Task goal :: Render every entry verbatim.

Provided data ::

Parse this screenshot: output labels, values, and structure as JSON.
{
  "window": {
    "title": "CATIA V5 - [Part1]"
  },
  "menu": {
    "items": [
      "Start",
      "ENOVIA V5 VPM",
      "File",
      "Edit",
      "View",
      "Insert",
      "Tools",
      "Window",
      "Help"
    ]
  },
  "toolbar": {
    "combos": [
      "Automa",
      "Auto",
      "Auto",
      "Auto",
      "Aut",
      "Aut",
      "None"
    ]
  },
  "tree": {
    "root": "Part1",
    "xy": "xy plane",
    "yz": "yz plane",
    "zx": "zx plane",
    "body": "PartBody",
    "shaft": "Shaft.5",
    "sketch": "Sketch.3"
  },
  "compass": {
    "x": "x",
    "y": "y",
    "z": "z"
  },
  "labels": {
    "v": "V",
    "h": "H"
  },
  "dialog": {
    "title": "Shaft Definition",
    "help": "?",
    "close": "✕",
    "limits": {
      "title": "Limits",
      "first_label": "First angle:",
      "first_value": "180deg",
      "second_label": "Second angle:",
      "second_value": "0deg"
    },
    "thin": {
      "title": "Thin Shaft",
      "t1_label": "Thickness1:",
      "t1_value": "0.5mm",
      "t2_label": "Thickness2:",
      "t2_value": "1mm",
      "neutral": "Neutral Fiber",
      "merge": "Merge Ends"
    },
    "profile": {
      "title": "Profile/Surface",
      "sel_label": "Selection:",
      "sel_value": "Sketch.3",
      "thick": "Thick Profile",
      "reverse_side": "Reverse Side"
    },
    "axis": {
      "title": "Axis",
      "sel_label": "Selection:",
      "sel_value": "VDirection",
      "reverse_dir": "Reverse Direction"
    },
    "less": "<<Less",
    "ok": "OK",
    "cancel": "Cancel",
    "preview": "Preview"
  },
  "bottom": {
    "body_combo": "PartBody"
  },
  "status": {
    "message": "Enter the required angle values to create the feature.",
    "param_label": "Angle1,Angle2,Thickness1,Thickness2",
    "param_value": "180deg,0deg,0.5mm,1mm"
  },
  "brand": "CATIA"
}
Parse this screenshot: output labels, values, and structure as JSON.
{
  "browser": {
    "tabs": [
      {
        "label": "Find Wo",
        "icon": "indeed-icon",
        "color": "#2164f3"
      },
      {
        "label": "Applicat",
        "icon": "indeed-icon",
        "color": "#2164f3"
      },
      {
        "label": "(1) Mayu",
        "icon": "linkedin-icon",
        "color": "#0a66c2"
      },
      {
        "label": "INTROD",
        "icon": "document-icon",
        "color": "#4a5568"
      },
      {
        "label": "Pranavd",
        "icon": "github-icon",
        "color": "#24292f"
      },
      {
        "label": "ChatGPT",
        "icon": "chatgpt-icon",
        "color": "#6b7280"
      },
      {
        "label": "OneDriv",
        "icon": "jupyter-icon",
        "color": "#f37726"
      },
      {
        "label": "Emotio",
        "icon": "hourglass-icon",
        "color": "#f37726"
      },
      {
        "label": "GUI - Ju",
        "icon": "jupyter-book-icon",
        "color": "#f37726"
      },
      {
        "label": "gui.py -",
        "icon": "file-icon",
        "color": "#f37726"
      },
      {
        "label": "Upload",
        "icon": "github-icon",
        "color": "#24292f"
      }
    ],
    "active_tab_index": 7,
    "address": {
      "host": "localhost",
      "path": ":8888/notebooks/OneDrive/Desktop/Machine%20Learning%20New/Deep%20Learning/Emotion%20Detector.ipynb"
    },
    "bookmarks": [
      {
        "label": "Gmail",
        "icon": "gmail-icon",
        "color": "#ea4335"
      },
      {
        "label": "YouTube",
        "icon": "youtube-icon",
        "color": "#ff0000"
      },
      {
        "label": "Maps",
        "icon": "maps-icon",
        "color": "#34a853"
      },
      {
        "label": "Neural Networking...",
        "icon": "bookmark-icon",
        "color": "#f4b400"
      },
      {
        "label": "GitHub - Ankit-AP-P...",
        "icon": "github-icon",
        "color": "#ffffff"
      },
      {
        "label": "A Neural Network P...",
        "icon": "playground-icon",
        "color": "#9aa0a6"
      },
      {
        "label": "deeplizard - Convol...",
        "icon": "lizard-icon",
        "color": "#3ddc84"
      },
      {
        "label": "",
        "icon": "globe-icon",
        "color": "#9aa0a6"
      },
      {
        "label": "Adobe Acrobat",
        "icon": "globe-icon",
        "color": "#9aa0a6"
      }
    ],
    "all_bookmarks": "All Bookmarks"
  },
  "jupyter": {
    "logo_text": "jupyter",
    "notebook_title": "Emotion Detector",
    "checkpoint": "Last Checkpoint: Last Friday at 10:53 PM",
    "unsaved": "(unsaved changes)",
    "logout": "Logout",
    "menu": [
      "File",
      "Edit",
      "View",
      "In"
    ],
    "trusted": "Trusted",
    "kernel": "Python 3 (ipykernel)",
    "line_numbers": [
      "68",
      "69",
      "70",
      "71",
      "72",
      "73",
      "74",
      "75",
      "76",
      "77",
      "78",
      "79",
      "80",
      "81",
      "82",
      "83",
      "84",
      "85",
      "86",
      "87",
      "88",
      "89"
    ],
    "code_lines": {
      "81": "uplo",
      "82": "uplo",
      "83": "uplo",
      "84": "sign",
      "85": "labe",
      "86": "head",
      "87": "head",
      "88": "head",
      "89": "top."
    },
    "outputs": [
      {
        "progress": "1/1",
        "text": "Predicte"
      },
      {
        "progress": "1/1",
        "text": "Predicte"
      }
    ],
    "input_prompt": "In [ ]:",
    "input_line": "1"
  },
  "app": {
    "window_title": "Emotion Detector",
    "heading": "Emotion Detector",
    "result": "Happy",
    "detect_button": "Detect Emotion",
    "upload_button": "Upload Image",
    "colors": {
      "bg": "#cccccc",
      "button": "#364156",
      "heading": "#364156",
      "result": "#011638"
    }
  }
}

Output below ::
Parse this screenshot: output labels, values, and structure as JSON.
{
  "window": {
    "title": "CATIA V5 - [Part1]"
  },
  "menu": {
    "items": [
      "Start",
      "ENOVIA V5 VPM",
      "File",
      "Edit",
      "View",
      "Insert",
      "Tools",
      "Window",
      "Help"
    ]
  },
  "toolbar": {
    "combos": [
      "Automa",
      "Auto",
      "Auto",
      "Auto",
      "Aut",
      "Aut",
      "None"
    ]
  },
  "tree": {
    "root": "Part1",
    "xy": "xy plane",
    "yz": "yz plane",
    "zx": "zx plane",
    "body": "PartBody",
    "shaft": "Shaft.5",
    "sketch": "Sketch.3"
  },
  "compass": {
    "x": "x",
    "y": "y",
    "z": "z"
  },
  "labels": {
    "v": "V",
    "h": "H"
  },
  "dialog": {
    "title": "Shaft Definition",
    "help": "?",
    "close": "✕",
    "limits": {
      "title": "Limits",
      "first_label": "First angle:",
      "first_value": "180deg",
      "second_label": "Second angle:",
      "second_value": "0deg"
    },
    "thin": {
      "title": "Thin Shaft",
      "t1_label": "Thickness1:",
      "t1_value": "0.5mm",
      "t2_label": "Thickness2:",
      "t2_value": "1mm",
      "neutral": "Neutral Fiber",
      "merge": "Merge Ends"
    },
    "profile": {
      "title": "Profile/Surface",
      "sel_label": "Selection:",
      "sel_value": "Sketch.3",
      "thick": "Thick Profile",
      "reverse_side": "Reverse Side"
    },
    "axis": {
      "title": "Axis",
      "sel_label": "Selection:",
      "sel_value": "VDirection",
      "reverse_dir": "Reverse Direction"
    },
    "less": "<<Less",
    "ok": "OK",
    "cancel": "Cancel",
    "preview": "Preview"
  },
  "bottom": {
    "body_combo": "PartBody"
  },
  "status": {
    "message": "Enter the required angle values to create the feature.",
    "param_label": "Angle1,Angle2,Thickness1,Thickness2",
    "param_value": "180deg,0deg,0.5mm,1mm"
  },
  "brand": "CATIA"
}
Parse this screenshot: output labels, values, and structure as JSON.
{
  "browser": {
    "tabs": [
      {
        "label": "Find Wo",
        "icon": "indeed-icon",
        "color": "#2164f3"
      },
      {
        "label": "Applicat",
        "icon": "indeed-icon",
        "color": "#2164f3"
      },
      {
        "label": "(1) Mayu",
        "icon": "linkedin-icon",
        "color": "#0a66c2"
      },
      {
        "label": "INTROD",
        "icon": "document-icon",
        "color": "#4a5568"
      },
      {
        "label": "Pranavd",
        "icon": "github-icon",
        "color": "#24292f"
      },
      {
        "label": "ChatGPT",
        "icon": "chatgpt-icon",
        "color": "#6b7280"
      },
      {
        "label": "OneDriv",
        "icon": "jupyter-icon",
        "color": "#f37726"
      },
      {
        "label": "Emotio",
        "icon": "hourglass-icon",
        "color": "#f37726"
      },
      {
        "label": "GUI - Ju",
        "icon": "jupyter-book-icon",
        "color": "#f37726"
      },
      {
        "label": "gui.py -",
        "icon": "file-icon",
        "color": "#f37726"
      },
      {
        "label": "Upload",
        "icon": "github-icon",
        "color": "#24292f"
      }
    ],
    "active_tab_index": 7,
    "address": {
      "host": "localhost",
      "path": ":8888/notebooks/OneDrive/Desktop/Machine%20Learning%20New/Deep%20Learning/Emotion%20Detector.ipynb"
    },
    "bookmarks": [
      {
        "label": "Gmail",
        "icon": "gmail-icon",
        "color": "#ea4335"
      },
      {
        "label": "YouTube",
        "icon": "youtube-icon",
        "color": "#ff0000"
      },
      {
        "label": "Maps",
        "icon": "maps-icon",
        "color": "#34a853"
      },
      {
        "label": "Neural Networking...",
        "icon": "bookmark-icon",
        "color": "#f4b400"
      },
      {
        "label": "GitHub - Ankit-AP-P...",
        "icon": "github-icon",
        "color": "#ffffff"
      },
      {
        "label": "A Neural Network P...",
        "icon": "playground-icon",
        "color": "#9aa0a6"
      },
      {
        "label": "deeplizard - Convol...",
        "icon": "lizard-icon",
        "color": "#3ddc84"
      },
      {
        "label": "",
        "icon": "globe-icon",
        "color": "#9aa0a6"
      },
      {
        "label": "Adobe Acrobat",
        "icon": "globe-icon",
        "color": "#9aa0a6"
      }
    ],
    "all_bookmarks": "All Bookmarks"
  },
  "jupyter": {
    "logo_text": "jupyter",
    "notebook_title": "Emotion Detector",
    "checkpoint": "Last Checkpoint: Last Friday at 10:53 PM",
    "unsaved": "(unsaved changes)",
    "logout": "Logout",
    "menu": [
      "File",
      "Edit",
      "View",
      "In"
    ],
    "trusted": "Trusted",
    "kernel": "Python 3 (ipykernel)",
    "line_numbers": [
      "68",
      "69",
      "70",
      "71",
      "72",
      "73",
      "74",
      "75",
      "76",
      "77",
      "78",
      "79",
      "80",
      "81",
      "82",
      "83",
      "84",
      "85",
      "86",
      "87",
      "88",
      "89"
    ],
    "code_lines": {
      "81": "uplo",
      "82": "uplo",
      "83": "uplo",
      "84": "sign",
      "85": "labe",
      "86": "head",
      "87": "head",
      "88": "head",
      "89": "top."
    },
    "outputs": [
      {
        "progress": "1/1",
        "text": "Predicte"
      },
      {
        "progress": "1/1",
        "text": "Predicte"
      }
    ],
    "input_prompt": "In [ ]:",
    "input_line": "1"
  },
  "app": {
    "window_title": "Emotion Detector",
    "heading": "Emotion Detector",
    "result": "Happy",
    "detect_button": "Detect Emotion",
    "upload_button": "Upload Image",
    "colors": {
      "bg": "#cccccc",
      "button": "#364156",
      "heading": "#364156",
      "result": "#011638"
    }
  }
}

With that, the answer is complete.